Sammlung der Entscheidungen des Schweizerischen Bundesgerichts
Collection des arrêts du Tribunal fédéral suisse
Raccolta delle decisioni del Tribunale federale svizzero

BGE 83 II 375



83 II 375

51. Arrêt de la IIe Cour civile du 19 septembre 1957 dans la cause Perrin
contre Vitra

SA Regeste

    Verantwortlichkeit des Grundeigentümers. Art. 679 ZGB.

    1.  Art. 679 ZGB schützt nicht nur den Eigentümer eines
Nachbargrundstücks, sondern auch jedermann, der dieses Grundstück kraft
eines beschränkten dinglichen oder eines persönlichen Rechtes besitzt,
namentlich einen Mieter oder Pächter (Erw. 1).

    2.  Soweit die Voraussetzungen des Art. 679 ZGB zutreffen, haftet
der Eigentümer für einen Schaden, der durch die Art der Ausführung von
Bauarbeiten durch den von ihm beauftragten Unternehmer entsteht (Erw. 2).

    3.  Der für bauliche Arbeiten an einem Grundstück benützte
öffentliche Boden ist, soweit er zu deren Ausführung dient, als Teil des
Baugrundstückes zu betrachten (Erw. 2).

    4.  Die zur Ausführung solcher Arbeiten technisch notwendigen
Werkplatzanlagen können Ursache einer Schädigung der Nachbarn sein,
und ihre Aufstellung kann sich als Überschreitung des Eigentumsrechtes
erweisen (Erw. 3).

    5.  Die sich aus baulichen Vorrichtungen auf einem Grundstück für
die Nachbarn ergebenden Unzukömmlichkeiten dürfen gewisse Grenzen nicht
überschreiten, die der Richter unter Berücksichtigung der gesamten Umstände
und Abwägung der beidseitigen Interessen zu bestimmen hat (Erw. 3).

Sachverhalt

    A.- Marcel Righi est propriétaire d'un immeuble situé à la place de
la Fusterie, à Genève. Il loue un magasin à Oscar Perrin, qui exploite un
commerce de tabac, cigares et cigarettes. Le bâtiment contigu appartient
à la société immobilière Vitra SA Une allée publique reliant la place
de la Fusterie au passage Malbuisson est aménagée au rez-de-chaussée de
l'immeuble de cette société.

    En été 1953, Vitra SA a fait procéder à la réfection de son bâtiment.

ÉNONCÉ A -> D'après le texte de la page, quel commerce Oscar Perrin exploite-t-il dans le magasin qu'il loue ?

ENTRÉES EXTRAITES ->
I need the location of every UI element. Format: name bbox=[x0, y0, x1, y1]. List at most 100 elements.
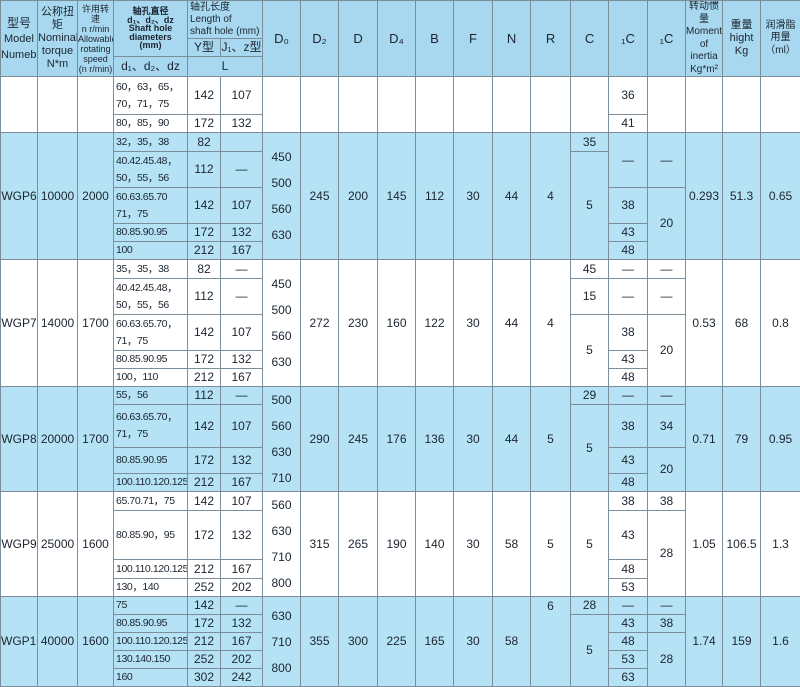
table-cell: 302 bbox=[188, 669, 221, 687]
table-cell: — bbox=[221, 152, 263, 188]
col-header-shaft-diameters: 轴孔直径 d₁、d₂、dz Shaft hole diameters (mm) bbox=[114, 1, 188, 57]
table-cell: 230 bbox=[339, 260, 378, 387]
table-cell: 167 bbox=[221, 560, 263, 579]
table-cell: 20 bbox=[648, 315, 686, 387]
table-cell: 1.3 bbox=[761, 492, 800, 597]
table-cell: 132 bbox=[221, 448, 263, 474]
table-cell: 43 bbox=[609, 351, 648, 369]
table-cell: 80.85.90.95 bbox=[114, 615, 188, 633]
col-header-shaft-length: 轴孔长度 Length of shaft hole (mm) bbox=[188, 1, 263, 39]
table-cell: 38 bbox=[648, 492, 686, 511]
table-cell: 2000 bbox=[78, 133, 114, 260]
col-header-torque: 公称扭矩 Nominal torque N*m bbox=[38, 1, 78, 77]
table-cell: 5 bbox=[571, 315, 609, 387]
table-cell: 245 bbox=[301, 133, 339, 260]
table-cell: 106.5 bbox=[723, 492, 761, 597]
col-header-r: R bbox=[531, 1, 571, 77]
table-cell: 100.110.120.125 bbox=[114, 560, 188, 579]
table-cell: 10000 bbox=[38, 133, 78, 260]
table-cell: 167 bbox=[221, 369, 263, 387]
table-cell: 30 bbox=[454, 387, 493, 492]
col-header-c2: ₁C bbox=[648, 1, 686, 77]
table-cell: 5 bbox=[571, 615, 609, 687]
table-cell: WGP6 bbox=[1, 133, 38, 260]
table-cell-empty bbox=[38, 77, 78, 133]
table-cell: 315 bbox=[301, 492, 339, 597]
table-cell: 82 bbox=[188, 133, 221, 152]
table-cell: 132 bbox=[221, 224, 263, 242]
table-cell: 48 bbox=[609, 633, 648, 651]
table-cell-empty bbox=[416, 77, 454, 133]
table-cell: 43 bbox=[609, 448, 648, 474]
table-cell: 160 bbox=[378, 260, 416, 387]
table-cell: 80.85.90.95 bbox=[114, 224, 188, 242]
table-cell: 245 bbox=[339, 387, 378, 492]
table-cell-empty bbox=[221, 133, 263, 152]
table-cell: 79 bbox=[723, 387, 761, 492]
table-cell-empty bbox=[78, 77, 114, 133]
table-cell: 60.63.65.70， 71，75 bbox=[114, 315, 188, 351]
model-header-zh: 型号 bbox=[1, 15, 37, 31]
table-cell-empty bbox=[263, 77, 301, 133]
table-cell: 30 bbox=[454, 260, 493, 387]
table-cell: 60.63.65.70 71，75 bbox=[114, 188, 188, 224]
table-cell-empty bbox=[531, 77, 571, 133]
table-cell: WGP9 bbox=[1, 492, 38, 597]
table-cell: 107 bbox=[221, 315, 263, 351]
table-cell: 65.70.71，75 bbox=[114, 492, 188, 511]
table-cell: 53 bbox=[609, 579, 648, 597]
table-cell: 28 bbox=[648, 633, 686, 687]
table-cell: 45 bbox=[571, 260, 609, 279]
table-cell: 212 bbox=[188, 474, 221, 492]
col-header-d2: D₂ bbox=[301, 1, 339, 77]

ÉNONCÉ B -> Dans les entrées, substituez « col-header-couple » à « col-header-torque » sans rien modifier d'autre, puis recopiez seulement la partie qui s'ouvre sur la ligne contenant « table-cell: 302 bbox=[188, 669, 221, 687] » et se ferme sur la ligne contenant « table-cell: 5 bbox=[571, 615, 609, 687] ».

RÉPONSE RÉDIGÉE A -> Un commerce de tabac, cigares et cigarettes.

RÉPONSE RÉDIGÉE B ->
table-cell: 302 bbox=[188, 669, 221, 687]
table-cell: — bbox=[221, 152, 263, 188]
col-header-shaft-diameters: 轴孔直径 d₁、d₂、dz Shaft hole diameters (mm) bbox=[114, 1, 188, 57]
table-cell: 230 bbox=[339, 260, 378, 387]
table-cell: 167 bbox=[221, 560, 263, 579]
table-cell: 20 bbox=[648, 315, 686, 387]
table-cell: 1.3 bbox=[761, 492, 800, 597]
table-cell: 132 bbox=[221, 448, 263, 474]
table-cell: 43 bbox=[609, 351, 648, 369]
table-cell: 80.85.90.95 bbox=[114, 615, 188, 633]
col-header-shaft-length: 轴孔长度 Length of shaft hole (mm) bbox=[188, 1, 263, 39]
table-cell: 38 bbox=[648, 492, 686, 511]
table-cell: 2000 bbox=[78, 133, 114, 260]
col-header-couple: 公称扭矩 Nominal torque N*m bbox=[38, 1, 78, 77]
table-cell: 5 bbox=[571, 315, 609, 387]
table-cell: 245 bbox=[301, 133, 339, 260]
table-cell: 106.5 bbox=[723, 492, 761, 597]
col-header-r: R bbox=[531, 1, 571, 77]
table-cell: 100.110.120.125 bbox=[114, 560, 188, 579]
table-cell: 10000 bbox=[38, 133, 78, 260]
table-cell: 167 bbox=[221, 369, 263, 387]
table-cell: 30 bbox=[454, 387, 493, 492]
col-header-c2: ₁C bbox=[648, 1, 686, 77]
table-cell: 5 bbox=[571, 615, 609, 687]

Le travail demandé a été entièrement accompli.